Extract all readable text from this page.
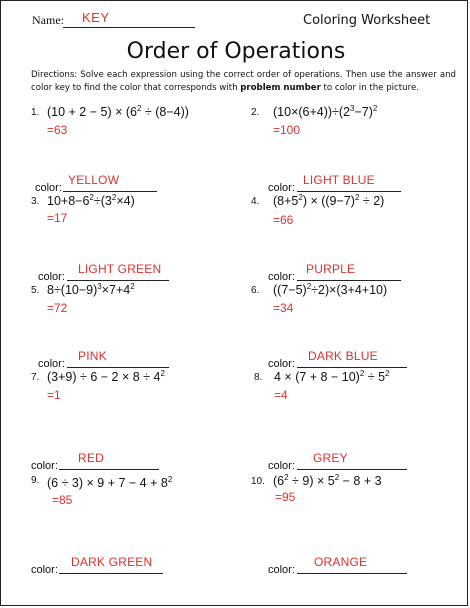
Name: KEY	Coloring Worksheet
Order of Operations
Directions: Solve each expression using the correct order of operations. Then use the answer and color key to find the color that corresponds with problem number to color in the picture.
1. $(10 + 2 - 5) \times (6^2 \div (8-4))$
=63
2. $(10\times(6+4))\div(2^3-7)^2$
=100
color:
YELLOW
color:
LIGHT BLUE
3. $10+8-6^2\div(3^2\times 4)$
=17
4. $(8+5^2) \times ((9-7)^2 \div 2)$
=66
color:
LIGHT GREEN
color:
PURPLE
5. $8\div(10-9)^3\times 7+4^2$
=72
6. $((7-5)^2\div 2)\times(3+4+10)$
=34
color:
PINK
color:
DARK BLUE
7. $(3+9) \div 6 - 2 \times 8 \div 4^2$
=1
8. $4 \times (7 + 8 - 10)^2 \div 5^2$
=4
color:
RED
color:
GREY
9. $(6 \div 3) \times 9 + 7 - 4 + 8^2$
=85
10. $(6^2 \div 9) \times 5^2 - 8 + 3$
=95
color:
DARK GREEN
color:
ORANGE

--------------------

● What the task requires
Copy the listing exactly. Any image in it stays out of the copy.

● Solved problem
Extract all readable text from this page.
Name: KEY	Coloring Worksheet
Order of Operations
Directions: Solve each expression using the correct order of operations. Then use the answer and color key to find the color that corresponds with problem number to color in the picture.
1. $(10 + 2 - 5) \times (6^2 \div (8-4))$
=63
2. $(10\times(6+4))\div(2^3-7)^2$
=100
color:
YELLOW
color:
LIGHT BLUE
3. $10+8-6^2\div(3^2\times 4)$
=17
4. $(8+5^2) \times ((9-7)^2 \div 2)$
=66
color:
LIGHT GREEN
color:
PURPLE
5. $8\div(10-9)^3\times 7+4^2$
=72
6. $((7-5)^2\div 2)\times(3+4+10)$
=34
color:
PINK
color:
DARK BLUE
7. $(3+9) \div 6 - 2 \times 8 \div 4^2$
=1
8. $4 \times (7 + 8 - 10)^2 \div 5^2$
=4
color:
RED
color:
GREY
9. $(6 \div 3) \times 9 + 7 - 4 + 8^2$
=85
10. $(6^2 \div 9) \times 5^2 - 8 + 3$
=95
color:
DARK GREEN
color:
ORANGE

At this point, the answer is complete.